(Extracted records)
+++++

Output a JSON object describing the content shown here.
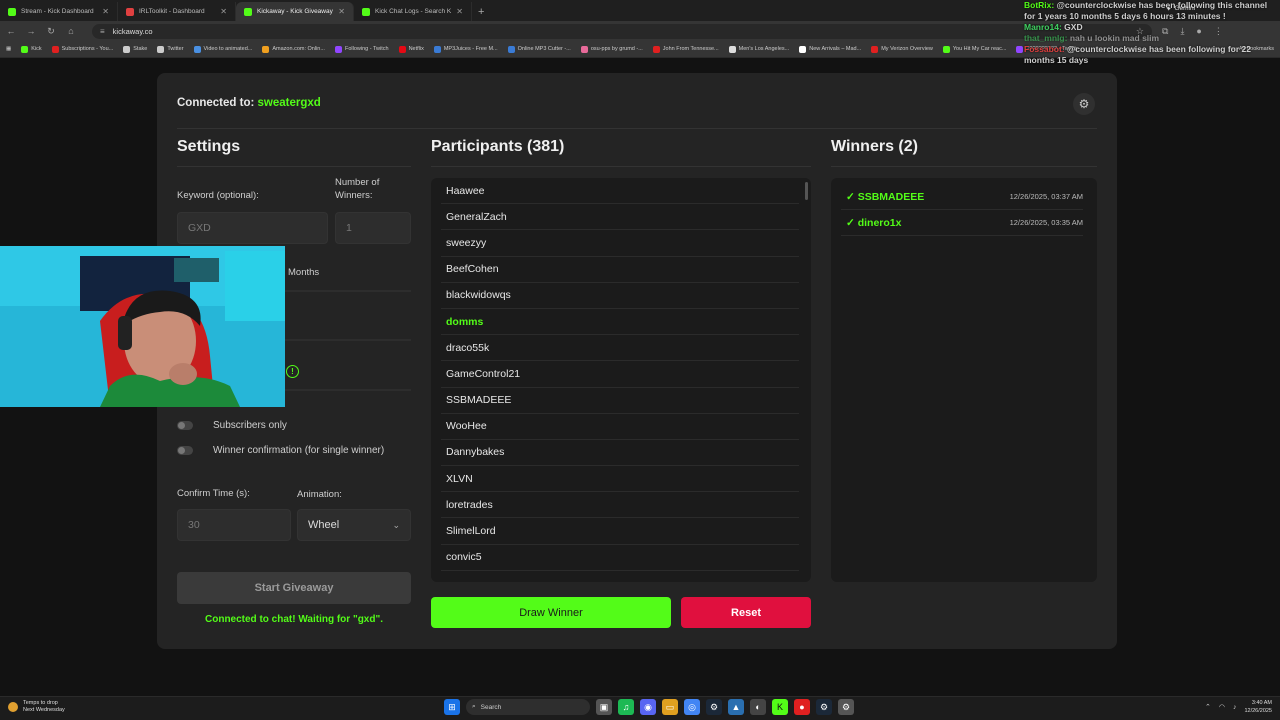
{
  "browser": {
    "tabs": [
      {
        "title": "Stream - Kick Dashboard",
        "color": "#53fc18"
      },
      {
        "title": "IRLToolkit - Dashboard",
        "color": "#e04040"
      },
      {
        "title": "Kickaway - Kick Giveaway Tool",
        "color": "#53fc18",
        "active": true
      },
      {
        "title": "Kick Chat Logs - Search Kick Cl",
        "color": "#53fc18"
      }
    ],
    "url": "kickaway.co",
    "bookmarks": [
      {
        "label": "Kick",
        "color": "#53fc18"
      },
      {
        "label": "Subscriptions - You...",
        "color": "#e02020"
      },
      {
        "label": "Stake",
        "color": "#cccccc"
      },
      {
        "label": "Twitter",
        "color": "#cccccc"
      },
      {
        "label": "Video to animated...",
        "color": "#4a90e2"
      },
      {
        "label": "Amazon.com: Onlin...",
        "color": "#f0a020"
      },
      {
        "label": "Following - Twitch",
        "color": "#9146ff"
      },
      {
        "label": "Netflix",
        "color": "#e50914"
      },
      {
        "label": "MP3Juices - Free M...",
        "color": "#3a7bd5"
      },
      {
        "label": "Online MP3 Cutter -...",
        "color": "#3a7bd5"
      },
      {
        "label": "osu-pps by grumd -...",
        "color": "#e86a9a"
      },
      {
        "label": "John From Tennesse...",
        "color": "#e02020"
      },
      {
        "label": "Men's Los Angeles...",
        "color": "#dddddd"
      },
      {
        "label": "New Arrivals – Mad...",
        "color": "#ffffff"
      },
      {
        "label": "My Verizon Overview",
        "color": "#e02020"
      },
      {
        "label": "You Hit My Car reac...",
        "color": "#53fc18"
      },
      {
        "label": "?????????? - Twitch",
        "color": "#9146ff"
      }
    ],
    "all_bookmarks": "All Bookmarks",
    "gemini": "Gemini"
  },
  "app": {
    "connected_prefix": "Connected to:",
    "channel": "sweatergxd",
    "settings": {
      "title": "Settings",
      "keyword_label": "Keyword (optional):",
      "keyword_placeholder": "GXD",
      "winners_label": "Number of Winners:",
      "winners_placeholder": "1",
      "months_label": "Months",
      "subscribers_only": "Subscribers only",
      "winner_confirmation": "Winner confirmation (for single winner)",
      "confirm_time_label": "Confirm Time (s):",
      "confirm_time_placeholder": "30",
      "animation_label": "Animation:",
      "animation_value": "Wheel",
      "start_button": "Start Giveaway",
      "status": "Connected to chat! Waiting for \"gxd\"."
    },
    "participants": {
      "title": "Participants (381)",
      "items": [
        "Haawee",
        "GeneralZach",
        "sweezyy",
        "BeefCohen",
        "blackwidowqs",
        "domms",
        "draco55k",
        "GameControl21",
        "SSBMADEEE",
        "WooHee",
        "Dannybakes",
        "XLVN",
        "loretrades",
        "SlimelLord",
        "convic5"
      ],
      "highlighted": "domms"
    },
    "winners": {
      "title": "Winners (2)",
      "items": [
        {
          "name": "✓ SSBMADEEE",
          "time": "12/26/2025, 03:37 AM"
        },
        {
          "name": "✓ dinero1x",
          "time": "12/26/2025, 03:35 AM"
        }
      ]
    },
    "draw_button": "Draw Winner",
    "reset_button": "Reset"
  },
  "chat_overlay": [
    {
      "user": "BotRix:",
      "text": "@counterclockwise has been following this channel for 1 years 10 months 5 days 6 hours 13 minutes !"
    },
    {
      "user": "Manro14:",
      "text": "GXD"
    },
    {
      "user": "that_mnlg:",
      "text": "nah u lookin mad slim"
    },
    {
      "user": "Fossabot:",
      "text": "@counterclockwise has been following for 22 months 15 days"
    }
  ],
  "taskbar": {
    "weather_line1": "Temps to drop",
    "weather_line2": "Next Wednesday",
    "search_placeholder": "Search",
    "time": "3:40 AM",
    "date": "12/26/2025"
  }
}
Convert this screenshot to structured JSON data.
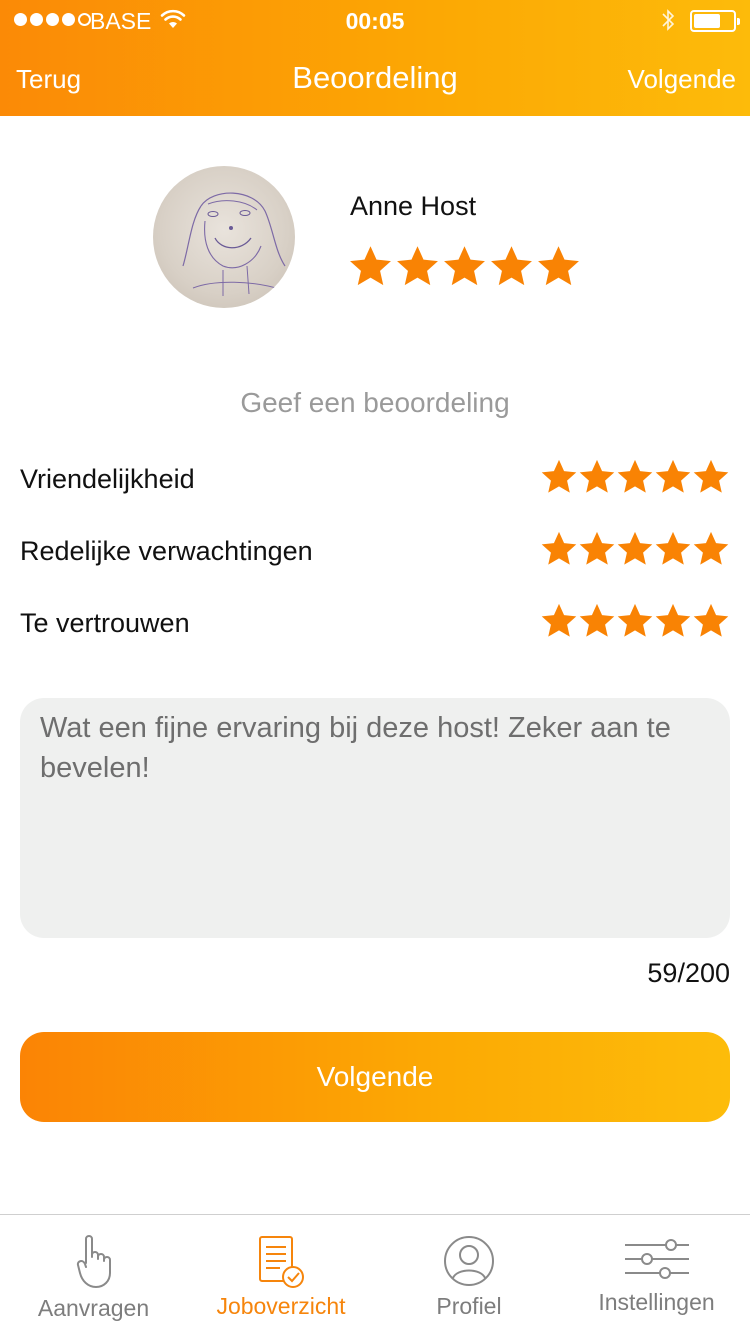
{
  "status_bar": {
    "carrier": "BASE",
    "time": "00:05",
    "signal_bars": 4,
    "signal_total": 5
  },
  "nav": {
    "back": "Terug",
    "title": "Beoordeling",
    "next": "Volgende"
  },
  "host": {
    "name": "Anne Host",
    "stars": 5
  },
  "rating": {
    "title": "Geef een beoordeling",
    "items": [
      {
        "label": "Vriendelijkheid",
        "stars": 5
      },
      {
        "label": "Redelijke verwachtingen",
        "stars": 5
      },
      {
        "label": "Te vertrouwen",
        "stars": 5
      }
    ]
  },
  "comment": {
    "text": "Wat een fijne ervaring bij deze host! Zeker aan te bevelen!",
    "counter": "59/200"
  },
  "cta": {
    "label": "Volgende"
  },
  "tabs": [
    {
      "label": "Aanvragen",
      "icon": "hand-pointing-icon",
      "active": false
    },
    {
      "label": "Joboverzicht",
      "icon": "document-check-icon",
      "active": true
    },
    {
      "label": "Profiel",
      "icon": "person-icon",
      "active": false
    },
    {
      "label": "Instellingen",
      "icon": "sliders-icon",
      "active": false
    }
  ],
  "colors": {
    "accent": "#f6850c",
    "star": "#f98304",
    "comment_bg": "#eff0ef"
  }
}
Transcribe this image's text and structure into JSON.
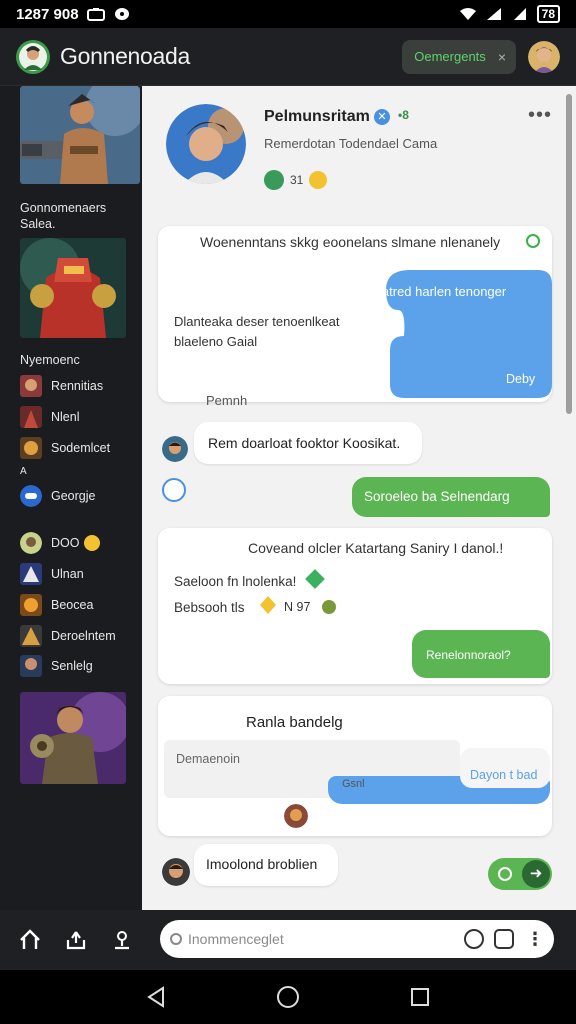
{
  "status_bar": {
    "time": "1287 908",
    "battery": "78"
  },
  "app": {
    "title": "Gonnenoada",
    "chip_label": "Oemergents",
    "chip_close": "×"
  },
  "sidebar": {
    "section1": "Gonnomenaers Salea.",
    "section2": "Nyemoenc",
    "items": [
      {
        "label": "Rennitias",
        "icon": "game-character-icon"
      },
      {
        "label": "Nlenl",
        "icon": "game-character-icon"
      },
      {
        "label": "Sodemlcet",
        "icon": "game-character-icon"
      },
      {
        "label": "Georgje",
        "icon": "controller-icon"
      },
      {
        "label": "DOO",
        "icon": "avatar-icon"
      },
      {
        "label": "Ulnan",
        "icon": "game-character-icon"
      },
      {
        "label": "Beocea",
        "icon": "game-character-icon"
      },
      {
        "label": "Deroelntem",
        "icon": "game-character-icon"
      },
      {
        "label": "Senlelg",
        "icon": "game-character-icon"
      }
    ],
    "stray_mark": "A"
  },
  "profile": {
    "name": "Pelmunsritam",
    "count": "•8",
    "subtitle": "Remerdotan Todendael Cama",
    "stat": "31",
    "more": "•••"
  },
  "messages": {
    "m1": "Woenenntans skkg eoonelans slmane nlenanely",
    "m2": "Beatred harlen tenonger",
    "m3": "Dlanteaka deser tenoenlkeat blaeleno Gaial",
    "m4": "Deby",
    "m5": "Pemnh",
    "m6": "Rem doarloat fooktor Koosikat.",
    "m7": "Soroeleo ba Selnendarg",
    "m8": "Coveand olcler Katartang Saniry I danol.!",
    "m9": "Saeloon fn lnolenka!",
    "m10": "Bebsooh tls",
    "m10b": "N 97",
    "m11": "Renelonnoraol?",
    "m12": "Ranla bandelg",
    "m13": "Demaenoin",
    "m14": "Gsnl",
    "m15": "Dayon t bad",
    "m16": "Imoolond broblien"
  },
  "composer": {
    "placeholder": "Inommenceglet"
  },
  "colors": {
    "accent_green": "#5bb552",
    "accent_blue": "#5ba2ea",
    "chip_text": "#5ed36a"
  }
}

+++++

Produce an exact copy of each line of data, skipping embedded images.

#### [The result]
Output a JSON object describing the content shown here.
{
  "browser": {
    "tabs": [
      {
        "title": "Stream - Kick Dashboard",
        "color": "#53fc18"
      },
      {
        "title": "IRLToolkit - Dashboard",
        "color": "#e04040"
      },
      {
        "title": "Kickaway - Kick Giveaway Tool",
        "color": "#53fc18",
        "active": true
      },
      {
        "title": "Kick Chat Logs - Search Kick Cl",
        "color": "#53fc18"
      }
    ],
    "url": "kickaway.co",
    "bookmarks": [
      {
        "label": "Kick",
        "color": "#53fc18"
      },
      {
        "label": "Subscriptions - You...",
        "color": "#e02020"
      },
      {
        "label": "Stake",
        "color": "#cccccc"
      },
      {
        "label": "Twitter",
        "color": "#cccccc"
      },
      {
        "label": "Video to animated...",
        "color": "#4a90e2"
      },
      {
        "label": "Amazon.com: Onlin...",
        "color": "#f0a020"
      },
      {
        "label": "Following - Twitch",
        "color": "#9146ff"
      },
      {
        "label": "Netflix",
        "color": "#e50914"
      },
      {
        "label": "MP3Juices - Free M...",
        "color": "#3a7bd5"
      },
      {
        "label": "Online MP3 Cutter -...",
        "color": "#3a7bd5"
      },
      {
        "label": "osu-pps by grumd -...",
        "color": "#e86a9a"
      },
      {
        "label": "John From Tennesse...",
        "color": "#e02020"
      },
      {
        "label": "Men's Los Angeles...",
        "color": "#dddddd"
      },
      {
        "label": "New Arrivals – Mad...",
        "color": "#ffffff"
      },
      {
        "label": "My Verizon Overview",
        "color": "#e02020"
      },
      {
        "label": "You Hit My Car reac...",
        "color": "#53fc18"
      },
      {
        "label": "?????????? - Twitch",
        "color": "#9146ff"
      }
    ],
    "all_bookmarks": "All Bookmarks",
    "gemini": "Gemini"
  },
  "app": {
    "connected_prefix": "Connected to:",
    "channel": "sweatergxd",
    "settings": {
      "title": "Settings",
      "keyword_label": "Keyword (optional):",
      "keyword_placeholder": "GXD",
      "winners_label": "Number of Winners:",
      "winners_placeholder": "1",
      "months_label": "Months",
      "subscribers_only": "Subscribers only",
      "winner_confirmation": "Winner confirmation (for single winner)",
      "confirm_time_label": "Confirm Time (s):",
      "confirm_time_placeholder": "30",
      "animation_label": "Animation:",
      "animation_value": "Wheel",
      "start_button": "Start Giveaway",
      "status": "Connected to chat! Waiting for \"gxd\"."
    },
    "participants": {
      "title": "Participants (381)",
      "items": [
        "Haawee",
        "GeneralZach",
        "sweezyy",
        "BeefCohen",
        "blackwidowqs",
        "domms",
        "draco55k",
        "GameControl21",
        "SSBMADEEE",
        "WooHee",
        "Dannybakes",
        "XLVN",
        "loretrades",
        "SlimelLord",
        "convic5"
      ],
      "highlighted": "domms"
    },
    "winners": {
      "title": "Winners (2)",
      "items": [
        {
          "name": "✓ SSBMADEEE",
          "time": "12/26/2025, 03:37 AM"
        },
        {
          "name": "✓ dinero1x",
          "time": "12/26/2025, 03:35 AM"
        }
      ]
    },
    "draw_button": "Draw Winner",
    "reset_button": "Reset"
  },
  "chat_overlay": [
    {
      "user": "BotRix:",
      "text": "@counterclockwise has been following this channel for 1 years 10 months 5 days 6 hours 13 minutes !"
    },
    {
      "user": "Manro14:",
      "text": "GXD"
    },
    {
      "user": "that_mnlg:",
      "text": "nah u lookin mad slim"
    },
    {
      "user": "Fossabot:",
      "text": "@counterclockwise has been following for 22 months 15 days"
    }
  ],
  "taskbar": {
    "weather_line1": "Temps to drop",
    "weather_line2": "Next Wednesday",
    "search_placeholder": "Search",
    "time": "3:40 AM",
    "date": "12/26/2025"
  }
}
Convert this screenshot to structured JSON data.
{
  "status_bar": {
    "carrier": "BASE",
    "time": "00:05",
    "signal_bars": 4,
    "signal_total": 5
  },
  "nav": {
    "back": "Terug",
    "title": "Beoordeling",
    "next": "Volgende"
  },
  "host": {
    "name": "Anne Host",
    "stars": 5
  },
  "rating": {
    "title": "Geef een beoordeling",
    "items": [
      {
        "label": "Vriendelijkheid",
        "stars": 5
      },
      {
        "label": "Redelijke verwachtingen",
        "stars": 5
      },
      {
        "label": "Te vertrouwen",
        "stars": 5
      }
    ]
  },
  "comment": {
    "text": "Wat een fijne ervaring bij deze host! Zeker aan te bevelen!",
    "counter": "59/200"
  },
  "cta": {
    "label": "Volgende"
  },
  "tabs": [
    {
      "label": "Aanvragen",
      "icon": "hand-pointing-icon",
      "active": false
    },
    {
      "label": "Joboverzicht",
      "icon": "document-check-icon",
      "active": true
    },
    {
      "label": "Profiel",
      "icon": "person-icon",
      "active": false
    },
    {
      "label": "Instellingen",
      "icon": "sliders-icon",
      "active": false
    }
  ],
  "colors": {
    "accent": "#f6850c",
    "star": "#f98304",
    "comment_bg": "#eff0ef"
  }
}
Transcribe this image's text and structure into JSON.
{
  "status_bar": {
    "time": "1287 908",
    "battery": "78"
  },
  "app": {
    "title": "Gonnenoada",
    "chip_label": "Oemergents",
    "chip_close": "×"
  },
  "sidebar": {
    "section1": "Gonnomenaers Salea.",
    "section2": "Nyemoenc",
    "items": [
      {
        "label": "Rennitias",
        "icon": "game-character-icon"
      },
      {
        "label": "Nlenl",
        "icon": "game-character-icon"
      },
      {
        "label": "Sodemlcet",
        "icon": "game-character-icon"
      },
      {
        "label": "Georgje",
        "icon": "controller-icon"
      },
      {
        "label": "DOO",
        "icon": "avatar-icon"
      },
      {
        "label": "Ulnan",
        "icon": "game-character-icon"
      },
      {
        "label": "Beocea",
        "icon": "game-character-icon"
      },
      {
        "label": "Deroelntem",
        "icon": "game-character-icon"
      },
      {
        "label": "Senlelg",
        "icon": "game-character-icon"
      }
    ],
    "stray_mark": "A"
  },
  "profile": {
    "name": "Pelmunsritam",
    "count": "•8",
    "subtitle": "Remerdotan Todendael Cama",
    "stat": "31",
    "more": "•••"
  },
  "messages": {
    "m1": "Woenenntans skkg eoonelans slmane nlenanely",
    "m2": "Beatred harlen tenonger",
    "m3": "Dlanteaka deser tenoenlkeat blaeleno Gaial",
    "m4": "Deby",
    "m5": "Pemnh",
    "m6": "Rem doarloat fooktor Koosikat.",
    "m7": "Soroeleo ba Selnendarg",
    "m8": "Coveand olcler Katartang Saniry I danol.!",
    "m9": "Saeloon fn lnolenka!",
    "m10": "Bebsooh tls",
    "m10b": "N 97",
    "m11": "Renelonnoraol?",
    "m12": "Ranla bandelg",
    "m13": "Demaenoin",
    "m14": "Gsnl",
    "m15": "Dayon t bad",
    "m16": "Imoolond broblien"
  },
  "composer": {
    "placeholder": "Inommenceglet"
  },
  "colors": {
    "accent_green": "#5bb552",
    "accent_blue": "#5ba2ea",
    "chip_text": "#5ed36a"
  }
}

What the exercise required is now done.